**** Records for processing ****

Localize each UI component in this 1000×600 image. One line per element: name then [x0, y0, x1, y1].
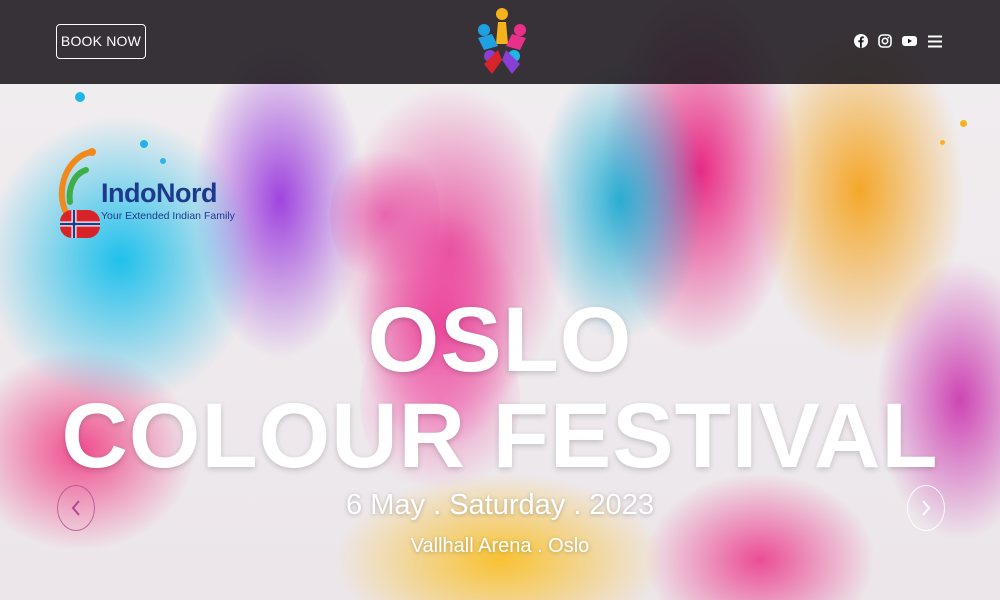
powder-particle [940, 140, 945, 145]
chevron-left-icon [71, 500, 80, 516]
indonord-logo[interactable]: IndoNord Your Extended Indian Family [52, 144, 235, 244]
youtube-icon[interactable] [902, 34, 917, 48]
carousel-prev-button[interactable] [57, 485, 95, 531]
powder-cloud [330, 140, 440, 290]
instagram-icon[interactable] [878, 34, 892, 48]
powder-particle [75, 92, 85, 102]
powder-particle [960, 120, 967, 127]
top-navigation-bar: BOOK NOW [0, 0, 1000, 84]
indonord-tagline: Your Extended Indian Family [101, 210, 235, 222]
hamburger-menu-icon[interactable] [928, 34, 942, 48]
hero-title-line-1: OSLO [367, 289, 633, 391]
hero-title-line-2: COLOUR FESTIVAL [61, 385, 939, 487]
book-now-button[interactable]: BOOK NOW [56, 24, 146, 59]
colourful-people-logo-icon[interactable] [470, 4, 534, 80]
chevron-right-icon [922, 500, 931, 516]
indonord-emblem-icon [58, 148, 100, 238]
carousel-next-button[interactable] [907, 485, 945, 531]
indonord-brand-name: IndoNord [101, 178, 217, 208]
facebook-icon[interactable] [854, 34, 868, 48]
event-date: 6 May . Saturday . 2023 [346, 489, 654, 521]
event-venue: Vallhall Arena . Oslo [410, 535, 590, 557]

****

What you have to do
Reproduce the records above line by line without any changes, leaving out the picture.

Written response
Localize each UI component in this 1000×600 image. One line per element: name then [x0, y0, x1, y1].
powder-particle [940, 140, 945, 145]
chevron-left-icon [71, 500, 80, 516]
indonord-logo[interactable]: IndoNord Your Extended Indian Family [52, 144, 235, 244]
youtube-icon[interactable] [902, 34, 917, 48]
carousel-prev-button[interactable] [57, 485, 95, 531]
powder-cloud [330, 140, 440, 290]
instagram-icon[interactable] [878, 34, 892, 48]
powder-particle [75, 92, 85, 102]
powder-particle [960, 120, 967, 127]
top-navigation-bar: BOOK NOW [0, 0, 1000, 84]
indonord-tagline: Your Extended Indian Family [101, 210, 235, 222]
hamburger-menu-icon[interactable] [928, 34, 942, 48]
hero-title-line-1: OSLO [367, 289, 633, 391]
hero-title-line-2: COLOUR FESTIVAL [61, 385, 939, 487]
book-now-button[interactable]: BOOK NOW [56, 24, 146, 59]
colourful-people-logo-icon[interactable] [470, 4, 534, 80]
chevron-right-icon [922, 500, 931, 516]
indonord-emblem-icon [58, 148, 100, 238]
carousel-next-button[interactable] [907, 485, 945, 531]
indonord-brand-name: IndoNord [101, 178, 217, 208]
facebook-icon[interactable] [854, 34, 868, 48]
event-date: 6 May . Saturday . 2023 [346, 489, 654, 521]
event-venue: Vallhall Arena . Oslo [410, 535, 590, 557]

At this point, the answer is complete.